**** RECORDS SHOWN

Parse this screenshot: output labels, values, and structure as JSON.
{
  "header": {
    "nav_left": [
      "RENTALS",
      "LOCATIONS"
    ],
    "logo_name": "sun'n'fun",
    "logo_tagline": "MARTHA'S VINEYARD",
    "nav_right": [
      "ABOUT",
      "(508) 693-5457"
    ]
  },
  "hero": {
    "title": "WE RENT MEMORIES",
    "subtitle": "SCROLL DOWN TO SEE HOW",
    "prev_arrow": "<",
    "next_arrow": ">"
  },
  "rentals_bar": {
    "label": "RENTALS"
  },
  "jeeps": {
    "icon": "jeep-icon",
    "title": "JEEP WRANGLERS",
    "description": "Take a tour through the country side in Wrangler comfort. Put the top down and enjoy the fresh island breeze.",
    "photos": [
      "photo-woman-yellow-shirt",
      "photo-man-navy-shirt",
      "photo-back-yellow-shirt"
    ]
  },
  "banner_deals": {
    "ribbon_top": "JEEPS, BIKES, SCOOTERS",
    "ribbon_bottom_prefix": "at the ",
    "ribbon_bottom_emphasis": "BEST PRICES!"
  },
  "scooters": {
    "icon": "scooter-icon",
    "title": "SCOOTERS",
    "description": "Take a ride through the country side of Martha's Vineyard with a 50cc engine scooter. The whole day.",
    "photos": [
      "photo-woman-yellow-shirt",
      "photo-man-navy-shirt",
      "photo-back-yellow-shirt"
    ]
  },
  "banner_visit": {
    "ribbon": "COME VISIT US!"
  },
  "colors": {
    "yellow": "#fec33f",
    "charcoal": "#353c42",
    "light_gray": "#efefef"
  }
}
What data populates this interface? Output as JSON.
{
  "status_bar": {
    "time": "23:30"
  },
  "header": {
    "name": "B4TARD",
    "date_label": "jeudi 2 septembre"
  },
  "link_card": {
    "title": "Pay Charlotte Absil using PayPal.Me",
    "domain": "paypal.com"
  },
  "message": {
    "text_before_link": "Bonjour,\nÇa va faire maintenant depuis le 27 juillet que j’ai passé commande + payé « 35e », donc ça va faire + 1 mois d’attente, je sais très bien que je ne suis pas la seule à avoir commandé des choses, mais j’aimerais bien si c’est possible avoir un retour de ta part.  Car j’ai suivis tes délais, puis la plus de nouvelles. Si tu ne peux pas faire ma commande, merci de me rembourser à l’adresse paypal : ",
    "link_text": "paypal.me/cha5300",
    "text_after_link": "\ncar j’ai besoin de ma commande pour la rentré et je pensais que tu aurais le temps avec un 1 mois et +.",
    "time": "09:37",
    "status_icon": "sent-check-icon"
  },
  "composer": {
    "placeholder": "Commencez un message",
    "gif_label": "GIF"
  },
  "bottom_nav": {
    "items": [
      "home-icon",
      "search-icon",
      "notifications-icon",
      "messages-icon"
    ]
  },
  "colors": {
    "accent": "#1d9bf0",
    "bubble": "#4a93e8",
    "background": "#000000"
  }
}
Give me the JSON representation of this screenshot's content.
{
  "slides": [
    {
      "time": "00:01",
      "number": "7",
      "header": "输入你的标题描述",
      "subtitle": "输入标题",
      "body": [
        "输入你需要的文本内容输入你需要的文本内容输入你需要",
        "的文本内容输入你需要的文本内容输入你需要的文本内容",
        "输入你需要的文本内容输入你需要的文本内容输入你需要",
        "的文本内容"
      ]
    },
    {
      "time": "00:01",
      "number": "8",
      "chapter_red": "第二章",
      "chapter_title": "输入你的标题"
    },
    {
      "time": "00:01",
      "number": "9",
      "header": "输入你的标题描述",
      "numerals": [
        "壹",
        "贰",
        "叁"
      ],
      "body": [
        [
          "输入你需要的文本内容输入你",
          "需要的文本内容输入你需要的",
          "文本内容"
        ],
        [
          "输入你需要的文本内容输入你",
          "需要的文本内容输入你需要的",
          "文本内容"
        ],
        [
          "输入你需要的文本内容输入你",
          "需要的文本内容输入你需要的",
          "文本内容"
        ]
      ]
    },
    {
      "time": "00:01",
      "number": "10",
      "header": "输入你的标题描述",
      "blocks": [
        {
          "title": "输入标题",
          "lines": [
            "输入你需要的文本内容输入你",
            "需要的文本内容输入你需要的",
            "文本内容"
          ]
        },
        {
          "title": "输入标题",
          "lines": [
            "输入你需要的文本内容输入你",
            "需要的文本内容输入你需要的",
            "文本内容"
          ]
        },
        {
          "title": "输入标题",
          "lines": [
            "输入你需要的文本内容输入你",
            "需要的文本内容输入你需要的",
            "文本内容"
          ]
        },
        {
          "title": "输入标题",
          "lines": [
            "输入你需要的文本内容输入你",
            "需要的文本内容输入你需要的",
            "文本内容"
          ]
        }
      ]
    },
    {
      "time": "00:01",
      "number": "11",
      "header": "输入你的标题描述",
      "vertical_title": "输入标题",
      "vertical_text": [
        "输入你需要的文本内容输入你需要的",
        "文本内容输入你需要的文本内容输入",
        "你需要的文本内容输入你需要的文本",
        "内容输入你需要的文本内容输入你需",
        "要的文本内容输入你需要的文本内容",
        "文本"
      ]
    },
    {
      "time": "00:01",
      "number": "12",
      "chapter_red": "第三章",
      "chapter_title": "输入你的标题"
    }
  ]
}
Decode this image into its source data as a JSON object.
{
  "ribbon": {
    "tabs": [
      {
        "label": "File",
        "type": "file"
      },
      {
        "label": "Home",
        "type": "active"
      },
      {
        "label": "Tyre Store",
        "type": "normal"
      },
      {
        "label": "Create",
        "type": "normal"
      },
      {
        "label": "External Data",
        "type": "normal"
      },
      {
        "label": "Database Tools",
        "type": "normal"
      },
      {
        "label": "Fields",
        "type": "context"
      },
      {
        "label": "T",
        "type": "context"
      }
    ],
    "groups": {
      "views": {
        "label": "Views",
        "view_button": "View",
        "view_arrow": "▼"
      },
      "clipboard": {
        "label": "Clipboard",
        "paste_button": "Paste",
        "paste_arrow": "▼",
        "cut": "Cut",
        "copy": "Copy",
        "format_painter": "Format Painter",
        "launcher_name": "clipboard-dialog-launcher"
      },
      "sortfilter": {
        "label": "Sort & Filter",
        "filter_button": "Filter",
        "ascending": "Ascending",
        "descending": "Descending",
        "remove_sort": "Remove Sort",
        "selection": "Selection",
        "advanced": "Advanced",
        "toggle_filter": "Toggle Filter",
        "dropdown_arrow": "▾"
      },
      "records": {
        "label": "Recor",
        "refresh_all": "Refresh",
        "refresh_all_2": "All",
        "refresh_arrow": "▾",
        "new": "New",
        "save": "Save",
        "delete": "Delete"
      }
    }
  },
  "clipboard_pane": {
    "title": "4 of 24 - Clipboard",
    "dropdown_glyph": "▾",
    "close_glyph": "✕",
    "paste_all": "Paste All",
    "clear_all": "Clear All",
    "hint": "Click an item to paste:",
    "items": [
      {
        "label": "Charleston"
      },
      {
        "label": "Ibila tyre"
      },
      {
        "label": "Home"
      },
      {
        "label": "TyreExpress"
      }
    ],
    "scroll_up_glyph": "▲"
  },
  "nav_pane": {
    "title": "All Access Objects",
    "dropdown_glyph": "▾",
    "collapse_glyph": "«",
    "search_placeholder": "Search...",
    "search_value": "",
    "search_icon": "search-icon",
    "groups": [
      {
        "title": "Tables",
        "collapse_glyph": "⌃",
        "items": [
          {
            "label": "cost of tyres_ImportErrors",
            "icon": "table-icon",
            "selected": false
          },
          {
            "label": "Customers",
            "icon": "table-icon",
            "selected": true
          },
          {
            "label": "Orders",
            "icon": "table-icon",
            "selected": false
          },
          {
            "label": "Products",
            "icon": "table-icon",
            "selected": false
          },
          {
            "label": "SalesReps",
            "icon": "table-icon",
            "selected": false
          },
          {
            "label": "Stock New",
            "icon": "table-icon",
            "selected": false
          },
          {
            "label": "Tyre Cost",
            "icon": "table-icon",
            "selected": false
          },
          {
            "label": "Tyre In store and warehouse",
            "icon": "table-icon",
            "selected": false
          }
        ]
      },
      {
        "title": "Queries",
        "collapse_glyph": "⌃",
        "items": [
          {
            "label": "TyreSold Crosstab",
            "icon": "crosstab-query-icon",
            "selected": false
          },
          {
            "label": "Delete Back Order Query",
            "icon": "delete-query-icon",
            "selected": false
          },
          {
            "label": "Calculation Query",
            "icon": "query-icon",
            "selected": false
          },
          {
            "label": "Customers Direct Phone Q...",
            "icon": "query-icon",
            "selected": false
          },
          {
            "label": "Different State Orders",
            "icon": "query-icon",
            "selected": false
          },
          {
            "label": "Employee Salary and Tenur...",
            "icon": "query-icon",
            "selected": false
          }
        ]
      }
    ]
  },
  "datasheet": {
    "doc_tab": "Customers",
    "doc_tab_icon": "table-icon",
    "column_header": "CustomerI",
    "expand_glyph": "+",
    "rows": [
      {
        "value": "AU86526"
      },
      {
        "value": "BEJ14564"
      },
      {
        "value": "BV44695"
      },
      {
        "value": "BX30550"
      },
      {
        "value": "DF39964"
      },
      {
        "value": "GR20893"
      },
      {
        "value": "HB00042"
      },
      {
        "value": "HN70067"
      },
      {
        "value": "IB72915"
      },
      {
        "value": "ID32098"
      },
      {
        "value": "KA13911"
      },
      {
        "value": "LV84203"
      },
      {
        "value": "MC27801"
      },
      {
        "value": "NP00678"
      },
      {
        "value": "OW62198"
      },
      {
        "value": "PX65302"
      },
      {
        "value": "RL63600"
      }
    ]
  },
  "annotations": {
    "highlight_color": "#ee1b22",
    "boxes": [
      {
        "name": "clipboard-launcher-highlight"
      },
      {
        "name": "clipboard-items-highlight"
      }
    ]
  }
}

********

# WHAT TO DO:
Only lines with the string "Take" belong in your answer; copy each one.

# THE REPLY:
    "description": "Take a tour through the country side in Wrangler comfort. Put the top down and enjoy the fresh island breeze.",
    "description": "Take a ride through the country side of Martha's Vineyard with a 50cc engine scooter. The whole day.",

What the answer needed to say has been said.